**Data supplied:**
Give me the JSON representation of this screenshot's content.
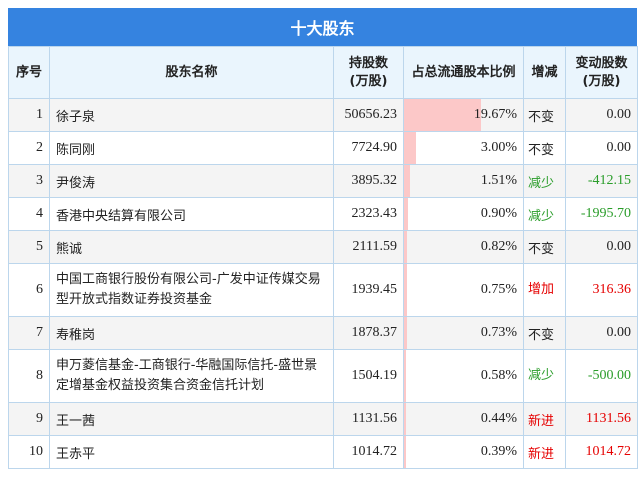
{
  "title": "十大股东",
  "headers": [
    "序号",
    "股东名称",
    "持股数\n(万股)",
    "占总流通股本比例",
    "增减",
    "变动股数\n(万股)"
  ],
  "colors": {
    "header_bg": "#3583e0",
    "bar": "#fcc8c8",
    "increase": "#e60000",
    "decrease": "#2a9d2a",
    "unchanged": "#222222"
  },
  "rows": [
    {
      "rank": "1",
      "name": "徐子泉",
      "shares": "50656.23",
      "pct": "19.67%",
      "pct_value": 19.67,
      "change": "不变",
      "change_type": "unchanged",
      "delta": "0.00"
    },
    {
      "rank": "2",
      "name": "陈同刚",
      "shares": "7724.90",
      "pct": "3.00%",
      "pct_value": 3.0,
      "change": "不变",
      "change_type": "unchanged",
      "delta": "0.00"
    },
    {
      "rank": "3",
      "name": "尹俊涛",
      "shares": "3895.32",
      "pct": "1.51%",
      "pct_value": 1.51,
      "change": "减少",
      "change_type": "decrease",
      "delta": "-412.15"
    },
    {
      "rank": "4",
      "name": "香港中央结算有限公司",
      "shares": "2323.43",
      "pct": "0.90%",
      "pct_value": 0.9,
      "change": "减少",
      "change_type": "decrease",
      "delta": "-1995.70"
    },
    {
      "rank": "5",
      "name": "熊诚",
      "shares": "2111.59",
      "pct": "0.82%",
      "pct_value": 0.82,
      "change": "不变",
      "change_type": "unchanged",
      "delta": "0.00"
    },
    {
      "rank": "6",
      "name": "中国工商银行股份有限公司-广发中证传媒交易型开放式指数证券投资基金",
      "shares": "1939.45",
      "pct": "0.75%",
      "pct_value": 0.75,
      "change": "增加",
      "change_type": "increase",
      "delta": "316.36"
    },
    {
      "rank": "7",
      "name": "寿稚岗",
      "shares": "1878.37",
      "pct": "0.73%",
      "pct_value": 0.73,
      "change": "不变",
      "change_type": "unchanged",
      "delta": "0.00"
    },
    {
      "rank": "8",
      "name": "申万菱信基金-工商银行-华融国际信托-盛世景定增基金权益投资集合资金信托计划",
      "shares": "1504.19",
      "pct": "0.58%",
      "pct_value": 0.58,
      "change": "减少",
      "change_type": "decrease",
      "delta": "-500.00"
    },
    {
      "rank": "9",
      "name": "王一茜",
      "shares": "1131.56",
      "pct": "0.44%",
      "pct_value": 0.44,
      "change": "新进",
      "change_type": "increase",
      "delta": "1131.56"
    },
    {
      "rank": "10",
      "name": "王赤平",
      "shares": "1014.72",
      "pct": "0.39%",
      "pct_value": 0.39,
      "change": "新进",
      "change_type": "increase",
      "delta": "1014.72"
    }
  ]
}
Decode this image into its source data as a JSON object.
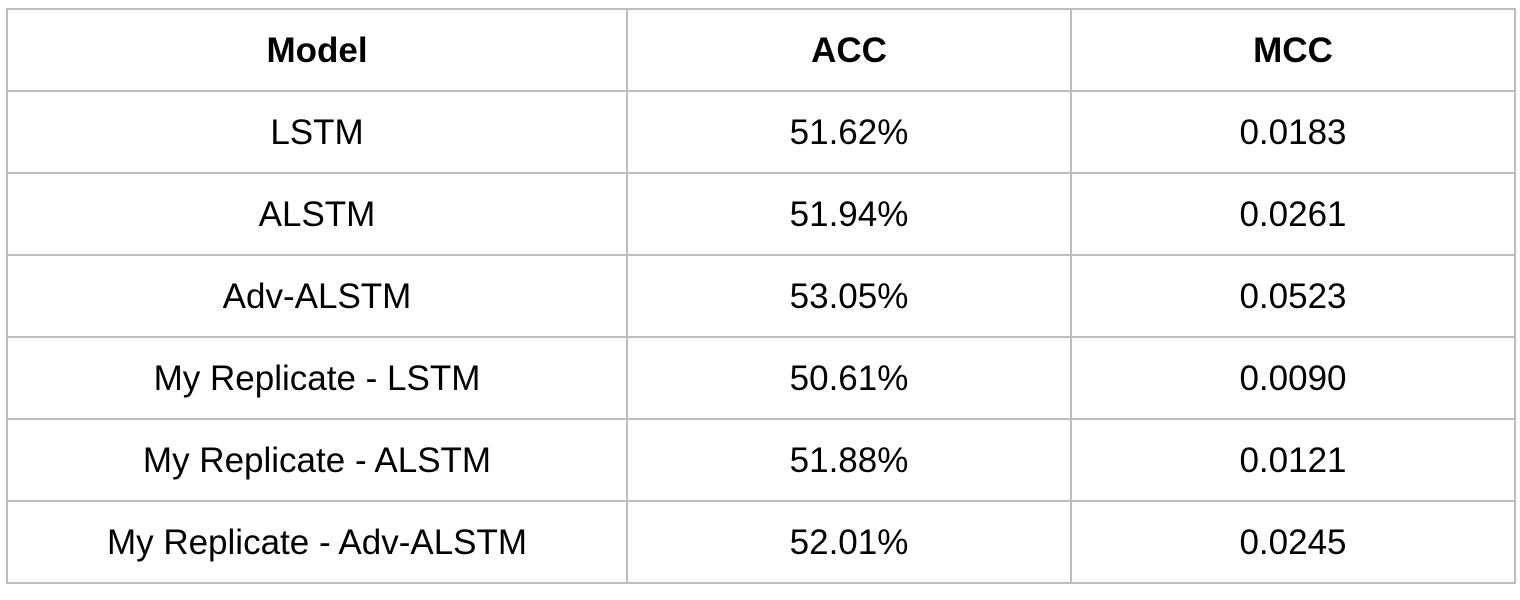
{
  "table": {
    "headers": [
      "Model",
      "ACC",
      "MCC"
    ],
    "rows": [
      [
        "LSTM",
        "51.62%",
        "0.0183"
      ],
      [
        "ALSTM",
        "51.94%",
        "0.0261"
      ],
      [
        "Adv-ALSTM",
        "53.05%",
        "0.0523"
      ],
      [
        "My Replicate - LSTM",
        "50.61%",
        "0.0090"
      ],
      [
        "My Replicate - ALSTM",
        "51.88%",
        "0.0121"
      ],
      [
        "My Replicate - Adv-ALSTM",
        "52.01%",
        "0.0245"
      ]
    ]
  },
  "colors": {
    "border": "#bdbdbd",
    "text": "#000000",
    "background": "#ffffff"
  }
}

**What you are asked to do:**
Locate the line containing "Decode this image" in the records above, then output it and every line after it through the last, excluding pictures.

**Exercise result:**
Decode this image into its source data as a JSON object.
{
  "table": {
    "headers": [
      "Model",
      "ACC",
      "MCC"
    ],
    "rows": [
      [
        "LSTM",
        "51.62%",
        "0.0183"
      ],
      [
        "ALSTM",
        "51.94%",
        "0.0261"
      ],
      [
        "Adv-ALSTM",
        "53.05%",
        "0.0523"
      ],
      [
        "My Replicate - LSTM",
        "50.61%",
        "0.0090"
      ],
      [
        "My Replicate - ALSTM",
        "51.88%",
        "0.0121"
      ],
      [
        "My Replicate - Adv-ALSTM",
        "52.01%",
        "0.0245"
      ]
    ]
  },
  "colors": {
    "border": "#bdbdbd",
    "text": "#000000",
    "background": "#ffffff"
  }
}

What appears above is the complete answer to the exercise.